Information given ->

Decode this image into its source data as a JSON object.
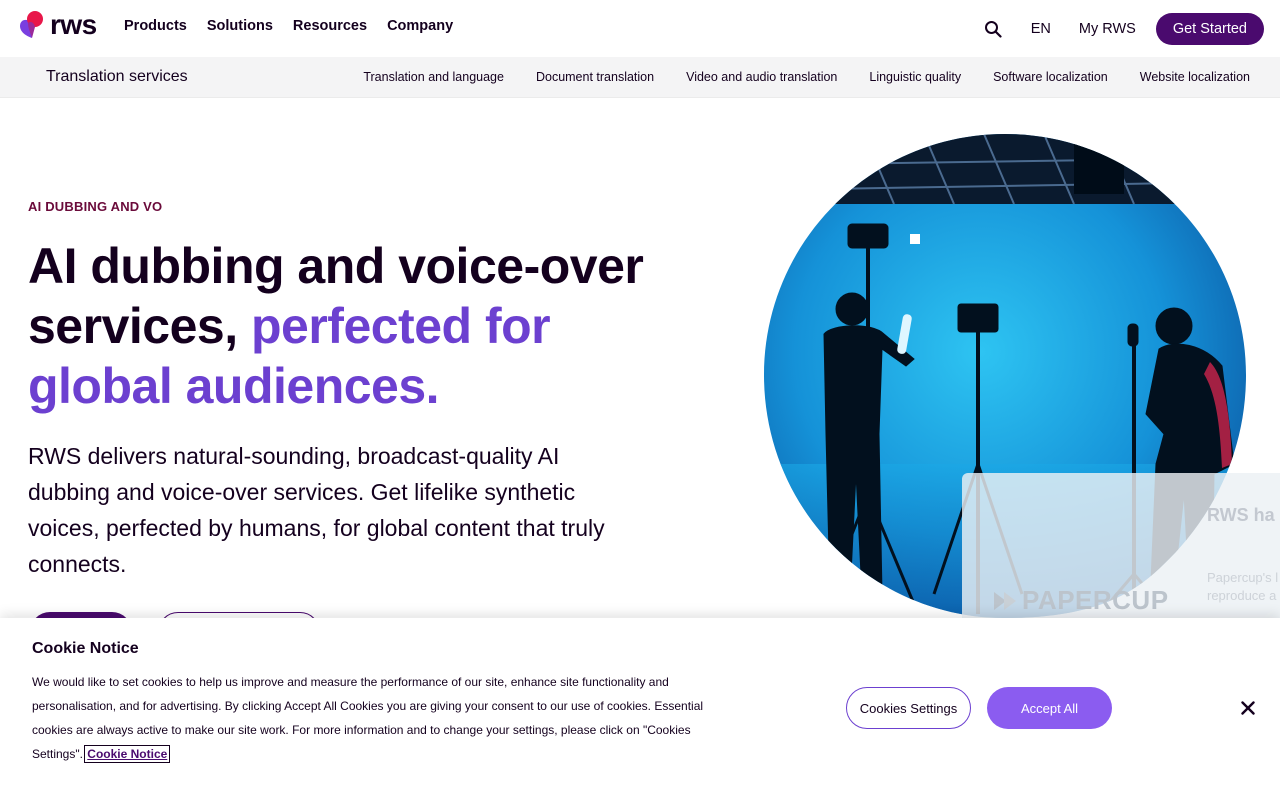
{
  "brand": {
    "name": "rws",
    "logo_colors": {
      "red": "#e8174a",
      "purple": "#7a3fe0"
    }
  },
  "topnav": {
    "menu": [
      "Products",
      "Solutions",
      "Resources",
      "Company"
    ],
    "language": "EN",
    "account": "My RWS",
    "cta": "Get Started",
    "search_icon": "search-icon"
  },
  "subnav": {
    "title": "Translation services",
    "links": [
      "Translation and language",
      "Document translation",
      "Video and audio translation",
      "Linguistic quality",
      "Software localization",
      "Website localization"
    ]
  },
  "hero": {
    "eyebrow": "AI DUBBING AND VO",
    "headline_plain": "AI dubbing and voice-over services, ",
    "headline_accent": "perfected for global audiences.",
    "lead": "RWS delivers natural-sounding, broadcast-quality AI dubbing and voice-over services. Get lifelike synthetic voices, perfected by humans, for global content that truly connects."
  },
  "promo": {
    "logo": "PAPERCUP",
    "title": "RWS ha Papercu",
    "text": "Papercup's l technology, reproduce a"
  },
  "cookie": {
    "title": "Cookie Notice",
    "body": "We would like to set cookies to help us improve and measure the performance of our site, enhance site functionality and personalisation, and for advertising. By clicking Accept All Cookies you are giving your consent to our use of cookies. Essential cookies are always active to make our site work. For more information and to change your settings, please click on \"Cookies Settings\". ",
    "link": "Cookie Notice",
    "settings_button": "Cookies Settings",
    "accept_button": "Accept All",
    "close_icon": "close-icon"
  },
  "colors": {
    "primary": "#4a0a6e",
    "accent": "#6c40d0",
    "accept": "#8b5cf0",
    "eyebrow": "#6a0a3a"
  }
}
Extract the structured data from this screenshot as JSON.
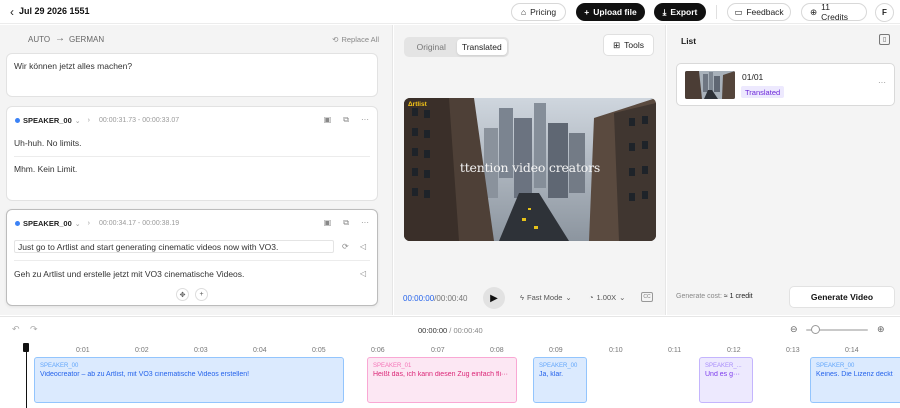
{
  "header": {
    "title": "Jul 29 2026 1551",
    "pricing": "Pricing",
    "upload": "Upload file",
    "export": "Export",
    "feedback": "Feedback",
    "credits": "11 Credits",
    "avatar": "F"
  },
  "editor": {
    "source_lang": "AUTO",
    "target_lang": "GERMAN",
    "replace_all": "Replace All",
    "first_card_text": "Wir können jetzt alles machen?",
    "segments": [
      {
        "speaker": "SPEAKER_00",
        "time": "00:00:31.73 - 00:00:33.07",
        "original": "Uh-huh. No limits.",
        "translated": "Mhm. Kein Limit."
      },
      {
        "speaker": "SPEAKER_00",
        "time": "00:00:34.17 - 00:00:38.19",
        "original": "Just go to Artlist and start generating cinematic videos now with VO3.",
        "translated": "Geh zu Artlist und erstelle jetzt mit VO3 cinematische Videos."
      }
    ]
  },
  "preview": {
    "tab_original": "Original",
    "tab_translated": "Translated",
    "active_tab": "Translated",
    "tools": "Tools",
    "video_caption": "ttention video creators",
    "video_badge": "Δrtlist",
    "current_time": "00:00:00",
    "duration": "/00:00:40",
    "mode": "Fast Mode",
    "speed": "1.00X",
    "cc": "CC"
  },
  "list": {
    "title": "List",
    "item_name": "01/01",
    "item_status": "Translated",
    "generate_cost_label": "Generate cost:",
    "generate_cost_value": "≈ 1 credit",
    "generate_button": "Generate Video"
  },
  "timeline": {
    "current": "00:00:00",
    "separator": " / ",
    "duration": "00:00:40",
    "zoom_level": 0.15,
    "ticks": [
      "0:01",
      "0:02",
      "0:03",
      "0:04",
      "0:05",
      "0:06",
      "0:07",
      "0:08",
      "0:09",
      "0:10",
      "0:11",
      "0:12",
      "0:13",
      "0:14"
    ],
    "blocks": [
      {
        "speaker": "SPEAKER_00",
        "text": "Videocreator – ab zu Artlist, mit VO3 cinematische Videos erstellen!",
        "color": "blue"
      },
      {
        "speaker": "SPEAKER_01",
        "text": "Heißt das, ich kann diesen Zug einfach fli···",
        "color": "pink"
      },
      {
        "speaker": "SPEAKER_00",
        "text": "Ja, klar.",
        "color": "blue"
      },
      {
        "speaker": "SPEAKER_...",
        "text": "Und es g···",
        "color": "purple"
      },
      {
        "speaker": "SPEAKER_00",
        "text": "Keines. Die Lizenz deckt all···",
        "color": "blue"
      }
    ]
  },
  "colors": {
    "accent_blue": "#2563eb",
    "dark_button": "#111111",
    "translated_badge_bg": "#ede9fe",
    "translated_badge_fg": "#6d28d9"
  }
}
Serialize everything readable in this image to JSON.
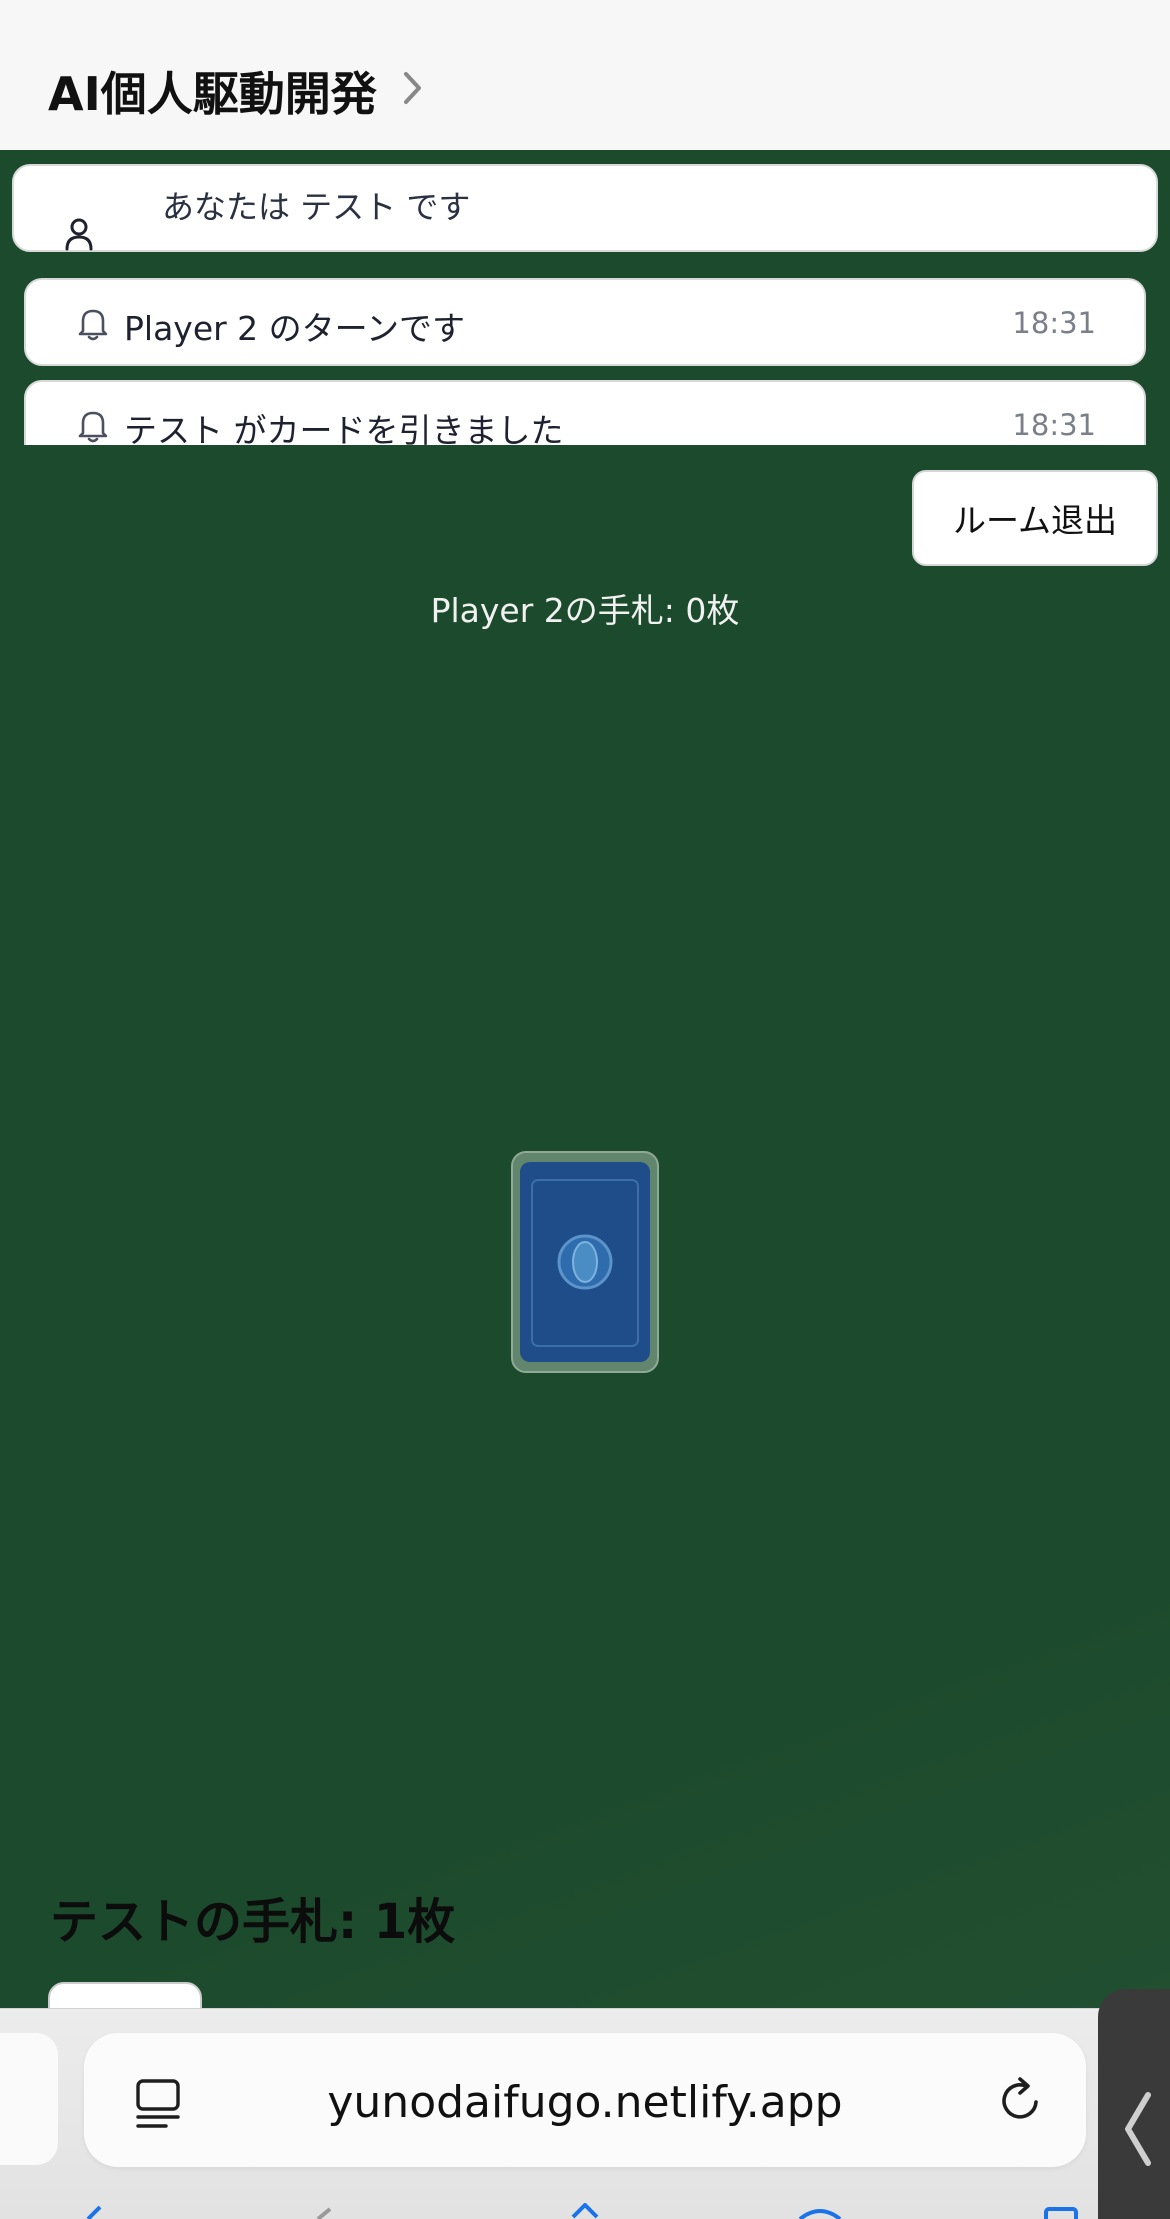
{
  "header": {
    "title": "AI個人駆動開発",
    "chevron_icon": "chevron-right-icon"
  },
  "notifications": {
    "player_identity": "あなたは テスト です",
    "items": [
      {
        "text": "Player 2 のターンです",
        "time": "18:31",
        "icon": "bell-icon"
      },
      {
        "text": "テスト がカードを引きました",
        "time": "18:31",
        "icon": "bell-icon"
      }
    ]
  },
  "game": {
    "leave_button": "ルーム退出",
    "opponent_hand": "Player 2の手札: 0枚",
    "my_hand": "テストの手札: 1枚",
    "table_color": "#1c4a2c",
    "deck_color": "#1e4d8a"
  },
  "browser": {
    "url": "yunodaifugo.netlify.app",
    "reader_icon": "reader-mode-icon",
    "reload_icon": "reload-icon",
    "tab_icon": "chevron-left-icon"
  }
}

Given request -> Search the listing above for the string "quality". Copy every line that contains it.

Complete output ->
      "Linguistic quality",
    "lead": "RWS delivers natural-sounding, broadcast-quality AI dubbing and voice-over services. Get lifelike synthetic voices, perfected by humans, for global content that truly connects."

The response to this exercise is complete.